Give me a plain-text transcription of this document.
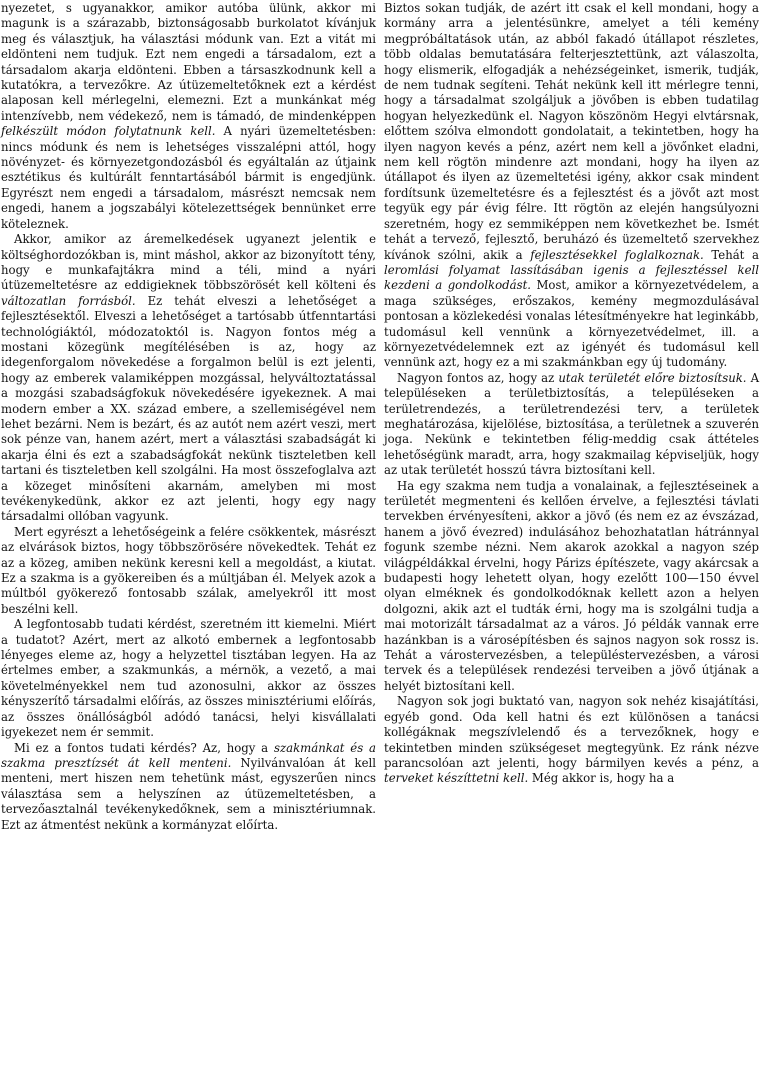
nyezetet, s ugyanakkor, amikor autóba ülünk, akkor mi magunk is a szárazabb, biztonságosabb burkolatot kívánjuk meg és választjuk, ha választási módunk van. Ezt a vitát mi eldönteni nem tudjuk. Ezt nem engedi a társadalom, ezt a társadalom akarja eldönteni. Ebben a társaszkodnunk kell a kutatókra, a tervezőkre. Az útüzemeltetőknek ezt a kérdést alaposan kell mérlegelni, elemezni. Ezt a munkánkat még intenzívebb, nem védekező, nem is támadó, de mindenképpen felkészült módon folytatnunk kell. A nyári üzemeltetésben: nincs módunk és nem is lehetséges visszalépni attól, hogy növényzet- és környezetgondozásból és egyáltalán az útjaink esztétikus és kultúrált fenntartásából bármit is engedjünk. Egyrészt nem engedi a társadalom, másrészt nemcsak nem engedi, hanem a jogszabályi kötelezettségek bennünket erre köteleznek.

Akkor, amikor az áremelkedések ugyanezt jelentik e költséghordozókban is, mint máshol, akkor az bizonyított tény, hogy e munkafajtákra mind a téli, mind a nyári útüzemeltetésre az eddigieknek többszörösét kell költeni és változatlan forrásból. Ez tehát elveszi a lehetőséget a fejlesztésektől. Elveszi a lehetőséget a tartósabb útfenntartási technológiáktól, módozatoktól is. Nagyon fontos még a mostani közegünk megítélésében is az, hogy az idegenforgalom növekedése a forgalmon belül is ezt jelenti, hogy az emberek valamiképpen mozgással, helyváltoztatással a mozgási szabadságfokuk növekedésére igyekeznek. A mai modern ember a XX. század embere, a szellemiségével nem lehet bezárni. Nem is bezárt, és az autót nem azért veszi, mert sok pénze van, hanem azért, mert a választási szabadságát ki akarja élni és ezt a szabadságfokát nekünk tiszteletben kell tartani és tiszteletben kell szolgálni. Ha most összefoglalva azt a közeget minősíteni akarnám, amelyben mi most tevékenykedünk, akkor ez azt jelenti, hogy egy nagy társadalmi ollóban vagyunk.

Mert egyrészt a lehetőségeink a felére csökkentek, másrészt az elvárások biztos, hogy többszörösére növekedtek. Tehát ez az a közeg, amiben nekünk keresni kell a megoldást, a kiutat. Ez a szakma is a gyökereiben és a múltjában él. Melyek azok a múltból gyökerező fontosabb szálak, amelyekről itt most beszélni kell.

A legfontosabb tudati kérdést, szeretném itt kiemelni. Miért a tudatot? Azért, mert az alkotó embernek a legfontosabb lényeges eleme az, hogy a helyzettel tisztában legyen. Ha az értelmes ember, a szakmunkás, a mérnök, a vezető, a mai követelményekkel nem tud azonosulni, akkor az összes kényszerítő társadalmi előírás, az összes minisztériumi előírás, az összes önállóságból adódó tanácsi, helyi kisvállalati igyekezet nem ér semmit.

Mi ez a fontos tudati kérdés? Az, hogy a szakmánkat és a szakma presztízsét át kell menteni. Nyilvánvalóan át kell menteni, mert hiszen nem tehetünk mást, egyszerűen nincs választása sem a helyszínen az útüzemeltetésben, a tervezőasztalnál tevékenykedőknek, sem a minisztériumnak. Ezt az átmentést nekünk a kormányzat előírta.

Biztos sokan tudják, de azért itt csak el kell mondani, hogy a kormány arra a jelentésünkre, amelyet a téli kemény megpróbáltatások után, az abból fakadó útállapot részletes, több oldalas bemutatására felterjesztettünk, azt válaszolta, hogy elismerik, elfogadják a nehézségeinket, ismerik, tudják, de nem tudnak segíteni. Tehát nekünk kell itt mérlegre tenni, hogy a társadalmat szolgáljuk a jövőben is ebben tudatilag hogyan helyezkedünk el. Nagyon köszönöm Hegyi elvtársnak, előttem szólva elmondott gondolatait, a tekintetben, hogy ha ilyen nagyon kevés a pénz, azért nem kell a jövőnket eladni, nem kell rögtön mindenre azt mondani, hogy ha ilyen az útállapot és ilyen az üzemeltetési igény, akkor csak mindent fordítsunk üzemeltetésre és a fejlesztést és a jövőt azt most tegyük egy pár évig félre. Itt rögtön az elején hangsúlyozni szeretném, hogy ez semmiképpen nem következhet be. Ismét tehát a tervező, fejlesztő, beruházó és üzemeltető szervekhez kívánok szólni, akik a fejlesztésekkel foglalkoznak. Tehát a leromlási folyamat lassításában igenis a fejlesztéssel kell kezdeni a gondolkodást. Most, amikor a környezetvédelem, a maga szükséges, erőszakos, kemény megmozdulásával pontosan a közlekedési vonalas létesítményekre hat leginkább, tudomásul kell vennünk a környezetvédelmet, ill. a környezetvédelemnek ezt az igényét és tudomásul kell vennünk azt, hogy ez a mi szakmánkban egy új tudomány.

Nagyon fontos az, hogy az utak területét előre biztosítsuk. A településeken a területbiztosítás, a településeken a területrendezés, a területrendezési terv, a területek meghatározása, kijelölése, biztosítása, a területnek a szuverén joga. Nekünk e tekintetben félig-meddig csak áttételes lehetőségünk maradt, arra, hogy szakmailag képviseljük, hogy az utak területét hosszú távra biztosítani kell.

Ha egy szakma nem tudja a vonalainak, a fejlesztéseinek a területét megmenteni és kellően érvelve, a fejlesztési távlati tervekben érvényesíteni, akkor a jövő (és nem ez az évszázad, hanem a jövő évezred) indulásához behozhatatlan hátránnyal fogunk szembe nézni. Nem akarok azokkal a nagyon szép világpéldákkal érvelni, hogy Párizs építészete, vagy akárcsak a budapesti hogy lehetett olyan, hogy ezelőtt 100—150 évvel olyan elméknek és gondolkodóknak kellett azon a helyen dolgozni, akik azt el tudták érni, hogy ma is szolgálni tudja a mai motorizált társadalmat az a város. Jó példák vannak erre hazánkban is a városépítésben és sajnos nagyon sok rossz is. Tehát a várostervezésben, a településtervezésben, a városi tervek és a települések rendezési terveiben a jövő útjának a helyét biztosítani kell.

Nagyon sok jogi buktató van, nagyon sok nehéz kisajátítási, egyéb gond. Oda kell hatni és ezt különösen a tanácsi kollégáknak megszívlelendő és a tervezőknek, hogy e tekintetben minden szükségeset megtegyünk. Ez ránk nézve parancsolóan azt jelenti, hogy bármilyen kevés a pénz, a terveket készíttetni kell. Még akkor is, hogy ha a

────────

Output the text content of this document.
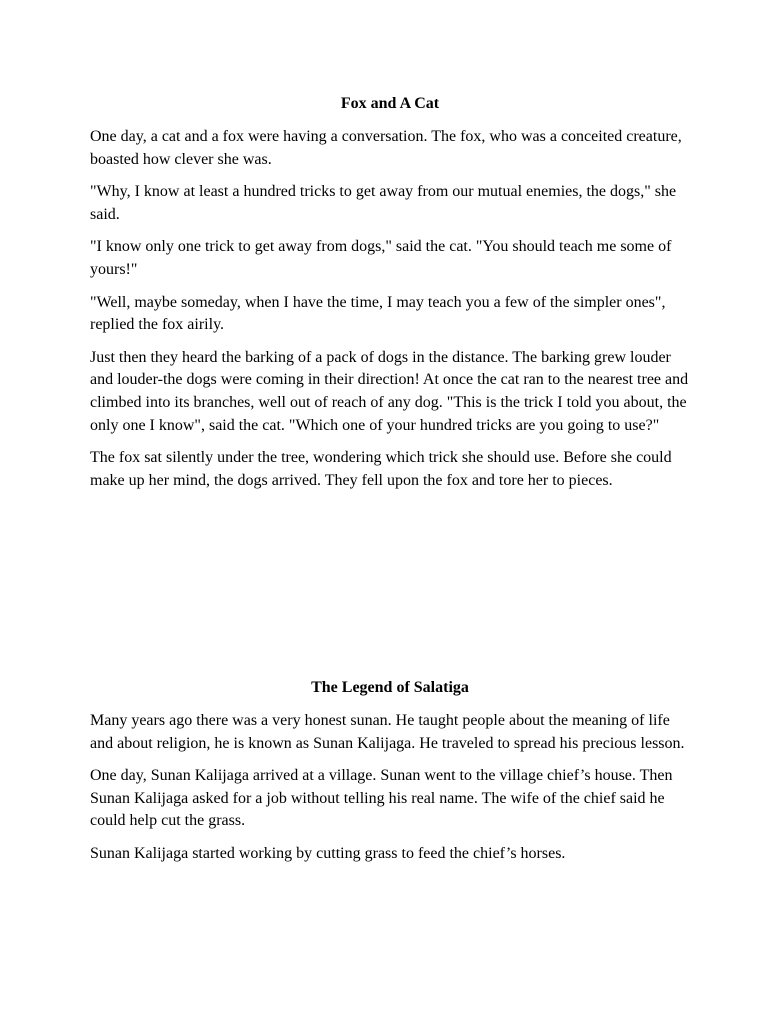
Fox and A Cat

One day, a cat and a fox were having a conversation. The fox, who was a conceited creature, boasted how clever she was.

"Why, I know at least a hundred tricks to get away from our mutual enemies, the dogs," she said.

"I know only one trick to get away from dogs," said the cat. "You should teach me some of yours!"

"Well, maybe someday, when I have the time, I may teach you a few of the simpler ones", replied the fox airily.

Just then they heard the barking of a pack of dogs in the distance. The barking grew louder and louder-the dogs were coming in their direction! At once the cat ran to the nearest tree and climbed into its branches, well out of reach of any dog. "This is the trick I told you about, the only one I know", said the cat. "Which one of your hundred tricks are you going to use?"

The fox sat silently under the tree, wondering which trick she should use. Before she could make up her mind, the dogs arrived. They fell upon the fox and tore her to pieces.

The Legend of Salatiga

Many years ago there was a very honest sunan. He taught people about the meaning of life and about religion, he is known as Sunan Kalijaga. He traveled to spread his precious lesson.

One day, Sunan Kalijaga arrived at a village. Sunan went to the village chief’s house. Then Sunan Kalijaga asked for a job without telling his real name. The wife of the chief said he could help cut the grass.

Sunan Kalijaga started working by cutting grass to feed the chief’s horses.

────────

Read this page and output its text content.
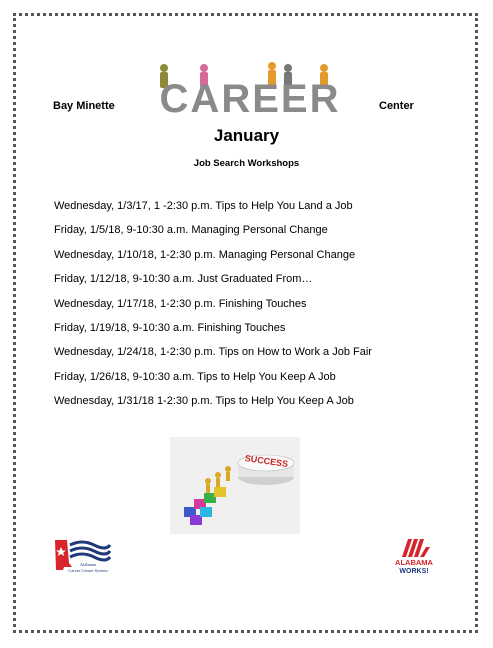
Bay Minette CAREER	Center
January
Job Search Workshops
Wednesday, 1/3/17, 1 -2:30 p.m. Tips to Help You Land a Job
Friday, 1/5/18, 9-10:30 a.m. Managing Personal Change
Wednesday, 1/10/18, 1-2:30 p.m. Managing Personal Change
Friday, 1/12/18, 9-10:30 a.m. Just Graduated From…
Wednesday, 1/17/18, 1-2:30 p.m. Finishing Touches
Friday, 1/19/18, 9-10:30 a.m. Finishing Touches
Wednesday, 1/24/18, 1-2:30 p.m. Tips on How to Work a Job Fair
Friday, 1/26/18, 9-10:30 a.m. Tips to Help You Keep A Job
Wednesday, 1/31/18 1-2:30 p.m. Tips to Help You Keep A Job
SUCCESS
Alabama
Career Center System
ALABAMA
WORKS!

────────

◆ Task brief
Pull every line containing the word "Keep" out of the entries above.

◆ Written solution
Friday, 1/26/18, 9-10:30 a.m. Tips to Help You Keep A Job
Wednesday, 1/31/18 1-2:30 p.m. Tips to Help You Keep A Job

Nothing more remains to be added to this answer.